● **Short task**
Word for word, repeat the entries, minus the pictures.

##########

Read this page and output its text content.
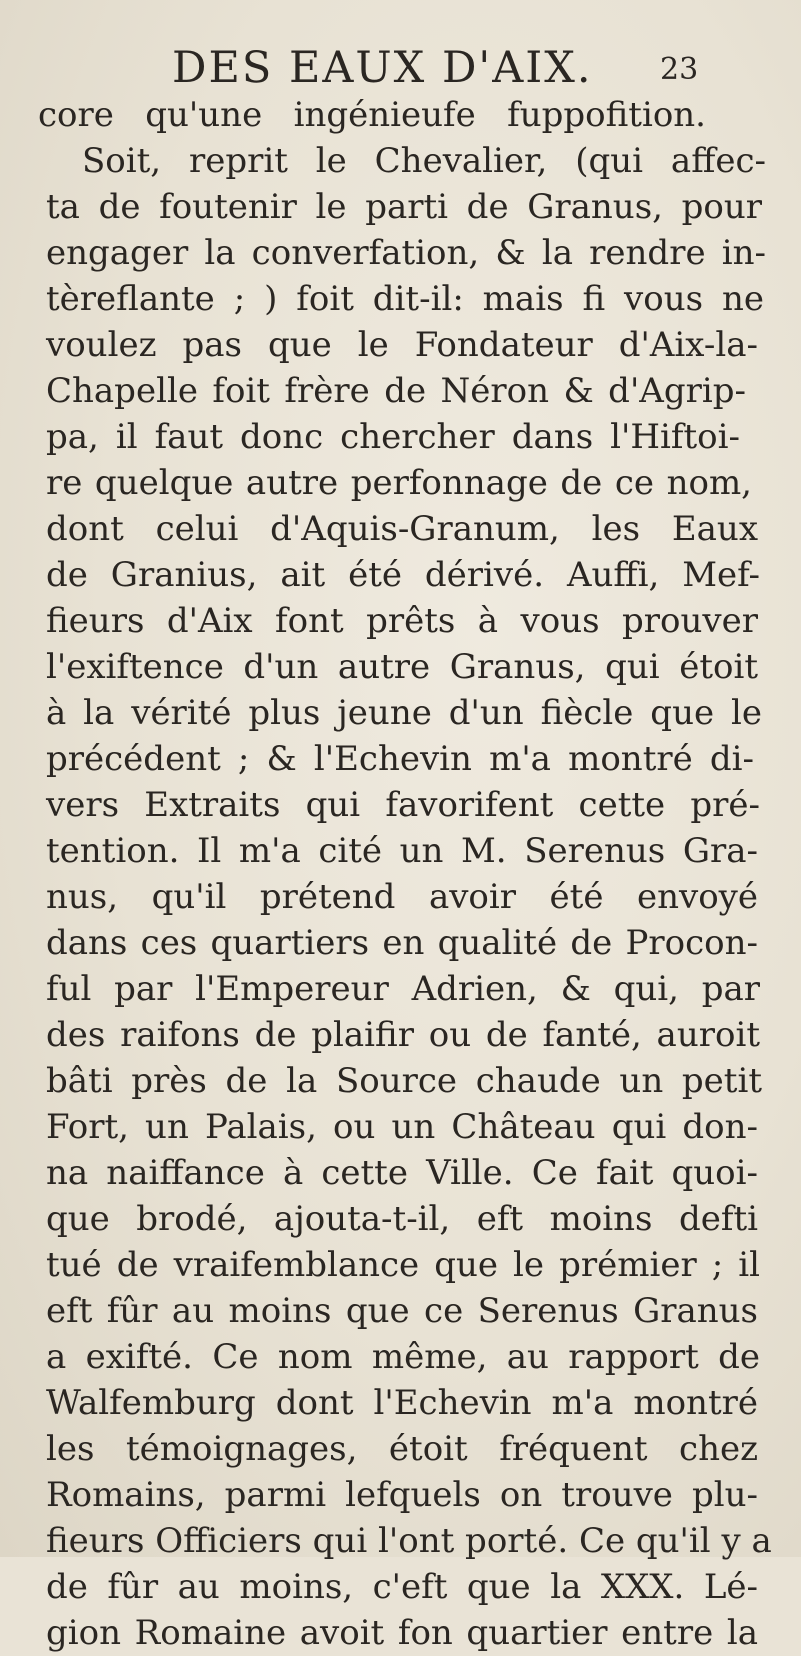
DES EAUX D'AIX. 23
core qu'une ingénieufe fuppofition.
Soit, reprit le Chevalier, (qui affec-
ta de foutenir le parti de Granus, pour
engager la converfation, & la rendre in-
tèreflante ; ) foit dit-il: mais fi vous ne
voulez pas que le Fondateur d'Aix-la-
Chapelle foit frère de Néron & d'Agrip-
pa, il faut donc chercher dans l'Hiftoi-
re quelque autre perfonnage de ce nom,
dont celui d'Aquis-Granum, les Eaux
de Granius, ait été dérivé. Auffi, Mef-
fieurs d'Aix font prêts à vous prouver
l'exiftence d'un autre Granus, qui étoit
à la vérité plus jeune d'un fiècle que le
précédent ; & l'Echevin m'a montré di-
vers Extraits qui favorifent cette pré-
tention. Il m'a cité un M. Serenus Gra-
nus, qu'il prétend avoir été envoyé
dans ces quartiers en qualité de Procon-
ful par l'Empereur Adrien, & qui, par
des raifons de plaifir ou de fanté, auroit
bâti près de la Source chaude un petit
Fort, un Palais, ou un Château qui don-
na naiffance à cette Ville. Ce fait quoi-
que brodé, ajouta-t-il, eft moins defti
tué de vraifemblance que le prémier ; il
eft fûr au moins que ce Serenus Granus
a exifté. Ce nom même, au rapport de
Walfemburg dont l'Echevin m'a montré
les témoignages, étoit fréquent chez
Romains, parmi lefquels on trouve plu-
fieurs Officiers qui l'ont porté. Ce qu'il y a
de fûr au moins, c'eft que la XXX. Lé-
gion Romaine avoit fon quartier entre la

##########

● **Answer to this problem**
Read this page and output its text content.
DES EAUX D'AIX. 23
core qu'une ingénieufe fuppofition.
Soit, reprit le Chevalier, (qui affec-
ta de foutenir le parti de Granus, pour
engager la converfation, & la rendre in-
tèreflante ; ) foit dit-il: mais fi vous ne
voulez pas que le Fondateur d'Aix-la-
Chapelle foit frère de Néron & d'Agrip-
pa, il faut donc chercher dans l'Hiftoi-
re quelque autre perfonnage de ce nom,
dont celui d'Aquis-Granum, les Eaux
de Granius, ait été dérivé. Auffi, Mef-
fieurs d'Aix font prêts à vous prouver
l'exiftence d'un autre Granus, qui étoit
à la vérité plus jeune d'un fiècle que le
précédent ; & l'Echevin m'a montré di-
vers Extraits qui favorifent cette pré-
tention. Il m'a cité un M. Serenus Gra-
nus, qu'il prétend avoir été envoyé
dans ces quartiers en qualité de Procon-
ful par l'Empereur Adrien, & qui, par
des raifons de plaifir ou de fanté, auroit
bâti près de la Source chaude un petit
Fort, un Palais, ou un Château qui don-
na naiffance à cette Ville. Ce fait quoi-
que brodé, ajouta-t-il, eft moins defti
tué de vraifemblance que le prémier ; il
eft fûr au moins que ce Serenus Granus
a exifté. Ce nom même, au rapport de
Walfemburg dont l'Echevin m'a montré
les témoignages, étoit fréquent chez
Romains, parmi lefquels on trouve plu-
fieurs Officiers qui l'ont porté. Ce qu'il y a
de fûr au moins, c'eft que la XXX. Lé-
gion Romaine avoit fon quartier entre la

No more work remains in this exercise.